__Set exercise__: Output the items starting with the line that contains "For every button, label, input, icon, or" and going on through the line that contains "xrd-series-label-cu: 5%Cu/Al2O3 <box>637" as a numbered list, leaving out blank lines.

Start of Provided information

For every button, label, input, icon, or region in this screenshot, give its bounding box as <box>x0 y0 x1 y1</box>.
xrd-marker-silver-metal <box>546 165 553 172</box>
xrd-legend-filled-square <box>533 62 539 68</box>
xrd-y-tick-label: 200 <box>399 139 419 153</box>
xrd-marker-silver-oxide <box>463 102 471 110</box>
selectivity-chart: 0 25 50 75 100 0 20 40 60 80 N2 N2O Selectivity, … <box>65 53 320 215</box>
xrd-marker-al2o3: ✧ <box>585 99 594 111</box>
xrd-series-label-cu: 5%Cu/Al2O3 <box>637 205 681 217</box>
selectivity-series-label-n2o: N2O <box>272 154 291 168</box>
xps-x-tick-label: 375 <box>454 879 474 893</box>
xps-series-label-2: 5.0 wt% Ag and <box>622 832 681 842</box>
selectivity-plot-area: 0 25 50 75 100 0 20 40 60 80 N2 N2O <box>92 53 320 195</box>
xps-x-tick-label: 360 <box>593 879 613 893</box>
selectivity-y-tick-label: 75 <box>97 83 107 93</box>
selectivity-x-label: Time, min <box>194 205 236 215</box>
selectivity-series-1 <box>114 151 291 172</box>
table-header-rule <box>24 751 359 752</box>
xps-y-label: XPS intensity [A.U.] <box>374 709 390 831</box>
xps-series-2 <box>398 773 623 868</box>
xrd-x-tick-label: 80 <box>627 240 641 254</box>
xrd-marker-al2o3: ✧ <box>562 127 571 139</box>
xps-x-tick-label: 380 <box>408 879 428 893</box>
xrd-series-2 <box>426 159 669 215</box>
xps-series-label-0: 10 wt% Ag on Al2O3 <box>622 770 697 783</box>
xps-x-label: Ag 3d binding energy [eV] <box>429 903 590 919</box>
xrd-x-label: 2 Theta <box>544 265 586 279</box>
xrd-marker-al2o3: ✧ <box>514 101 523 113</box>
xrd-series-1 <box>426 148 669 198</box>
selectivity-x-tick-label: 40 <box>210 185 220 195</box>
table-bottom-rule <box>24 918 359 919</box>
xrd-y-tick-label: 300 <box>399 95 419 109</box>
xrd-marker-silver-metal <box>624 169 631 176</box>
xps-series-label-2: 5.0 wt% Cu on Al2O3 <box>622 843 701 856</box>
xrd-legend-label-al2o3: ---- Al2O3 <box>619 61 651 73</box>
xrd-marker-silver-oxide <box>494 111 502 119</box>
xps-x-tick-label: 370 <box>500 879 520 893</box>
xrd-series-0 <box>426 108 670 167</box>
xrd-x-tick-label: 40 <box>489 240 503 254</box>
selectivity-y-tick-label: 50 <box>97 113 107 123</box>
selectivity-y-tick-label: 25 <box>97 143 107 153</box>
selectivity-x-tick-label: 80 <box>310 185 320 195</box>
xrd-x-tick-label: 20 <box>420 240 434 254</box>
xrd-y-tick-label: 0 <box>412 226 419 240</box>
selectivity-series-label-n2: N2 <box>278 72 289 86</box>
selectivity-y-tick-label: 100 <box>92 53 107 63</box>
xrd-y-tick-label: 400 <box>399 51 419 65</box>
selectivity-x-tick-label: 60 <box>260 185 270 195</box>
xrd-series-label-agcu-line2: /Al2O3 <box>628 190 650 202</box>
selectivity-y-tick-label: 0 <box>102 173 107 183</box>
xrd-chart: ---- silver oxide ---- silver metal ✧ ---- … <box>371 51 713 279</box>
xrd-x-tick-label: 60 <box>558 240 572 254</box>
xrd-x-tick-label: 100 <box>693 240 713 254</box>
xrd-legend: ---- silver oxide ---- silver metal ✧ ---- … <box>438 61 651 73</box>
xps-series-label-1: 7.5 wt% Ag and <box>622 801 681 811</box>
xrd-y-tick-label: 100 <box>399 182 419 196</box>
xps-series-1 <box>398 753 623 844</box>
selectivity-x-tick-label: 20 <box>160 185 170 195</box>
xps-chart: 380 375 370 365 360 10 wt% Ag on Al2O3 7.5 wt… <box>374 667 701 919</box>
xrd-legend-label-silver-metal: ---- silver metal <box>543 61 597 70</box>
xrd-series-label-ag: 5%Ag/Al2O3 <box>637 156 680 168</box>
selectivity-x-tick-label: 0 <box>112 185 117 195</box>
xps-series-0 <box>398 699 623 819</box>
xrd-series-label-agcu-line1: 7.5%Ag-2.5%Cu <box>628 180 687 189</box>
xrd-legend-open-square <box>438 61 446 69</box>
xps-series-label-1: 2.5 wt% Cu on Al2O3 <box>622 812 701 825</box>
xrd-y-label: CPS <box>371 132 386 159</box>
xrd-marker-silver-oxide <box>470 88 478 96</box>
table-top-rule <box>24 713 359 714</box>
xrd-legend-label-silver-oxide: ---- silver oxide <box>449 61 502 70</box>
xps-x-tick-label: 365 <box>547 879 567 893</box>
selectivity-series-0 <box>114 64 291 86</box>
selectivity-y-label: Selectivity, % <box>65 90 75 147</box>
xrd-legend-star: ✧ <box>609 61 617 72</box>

End of Provided information
Start of Provided information

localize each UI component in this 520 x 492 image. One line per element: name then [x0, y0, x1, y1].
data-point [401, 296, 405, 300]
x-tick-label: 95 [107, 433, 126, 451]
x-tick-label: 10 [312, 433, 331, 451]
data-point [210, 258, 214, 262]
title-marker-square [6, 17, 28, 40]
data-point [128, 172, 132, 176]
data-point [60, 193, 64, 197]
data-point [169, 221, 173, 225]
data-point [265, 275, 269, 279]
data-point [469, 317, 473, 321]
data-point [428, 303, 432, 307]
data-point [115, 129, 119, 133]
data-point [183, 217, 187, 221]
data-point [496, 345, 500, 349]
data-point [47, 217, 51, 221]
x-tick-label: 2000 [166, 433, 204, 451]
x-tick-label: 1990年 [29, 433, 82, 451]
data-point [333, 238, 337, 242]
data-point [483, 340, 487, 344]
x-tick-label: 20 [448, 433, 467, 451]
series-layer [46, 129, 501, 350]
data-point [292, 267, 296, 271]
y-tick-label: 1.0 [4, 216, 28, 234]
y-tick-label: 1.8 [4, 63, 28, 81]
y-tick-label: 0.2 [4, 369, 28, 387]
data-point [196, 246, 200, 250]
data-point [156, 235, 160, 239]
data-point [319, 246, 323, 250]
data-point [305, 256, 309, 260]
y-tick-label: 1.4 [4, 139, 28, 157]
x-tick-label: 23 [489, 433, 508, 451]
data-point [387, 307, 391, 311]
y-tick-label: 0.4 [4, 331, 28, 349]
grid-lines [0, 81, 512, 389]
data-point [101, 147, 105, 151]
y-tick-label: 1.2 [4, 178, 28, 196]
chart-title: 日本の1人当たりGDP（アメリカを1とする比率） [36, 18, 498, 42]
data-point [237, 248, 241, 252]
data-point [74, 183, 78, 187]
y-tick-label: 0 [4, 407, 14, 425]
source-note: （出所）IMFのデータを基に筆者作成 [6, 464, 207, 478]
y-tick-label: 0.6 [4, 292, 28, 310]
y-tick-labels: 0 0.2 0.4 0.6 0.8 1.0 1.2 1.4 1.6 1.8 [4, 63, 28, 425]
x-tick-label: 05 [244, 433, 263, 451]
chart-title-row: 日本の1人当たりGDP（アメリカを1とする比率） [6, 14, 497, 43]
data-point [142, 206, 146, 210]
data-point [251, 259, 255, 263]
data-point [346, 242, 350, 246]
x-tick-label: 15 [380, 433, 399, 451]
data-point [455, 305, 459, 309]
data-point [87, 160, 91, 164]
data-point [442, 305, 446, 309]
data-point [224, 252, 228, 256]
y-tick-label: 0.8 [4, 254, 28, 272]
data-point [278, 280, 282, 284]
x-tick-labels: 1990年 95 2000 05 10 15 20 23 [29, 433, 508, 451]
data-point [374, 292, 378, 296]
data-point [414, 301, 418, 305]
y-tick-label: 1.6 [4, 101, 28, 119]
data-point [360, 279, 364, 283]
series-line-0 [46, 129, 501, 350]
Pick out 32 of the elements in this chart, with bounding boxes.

End of Provided information

__Final result__:
1. For every button, label, input, icon, or region in this screenshot, give its bounding box as <box>x0 y0 x1 y1</box>.
2. xrd-marker-silver-metal <box>546 165 553 172</box>
3. xrd-legend-filled-square <box>533 62 539 68</box>
4. xrd-y-tick-label: 200 <box>399 139 419 153</box>
5. xrd-marker-silver-oxide <box>463 102 471 110</box>
6. selectivity-chart: 0 25 50 75 100 0 20 40 60 80 N2 N2O Selectivity, … <box>65 53 320 215</box>
7. xrd-marker-al2o3: ✧ <box>585 99 594 111</box>
8. xrd-series-label-cu: 5%Cu/Al2O3 <box>637 205 681 217</box>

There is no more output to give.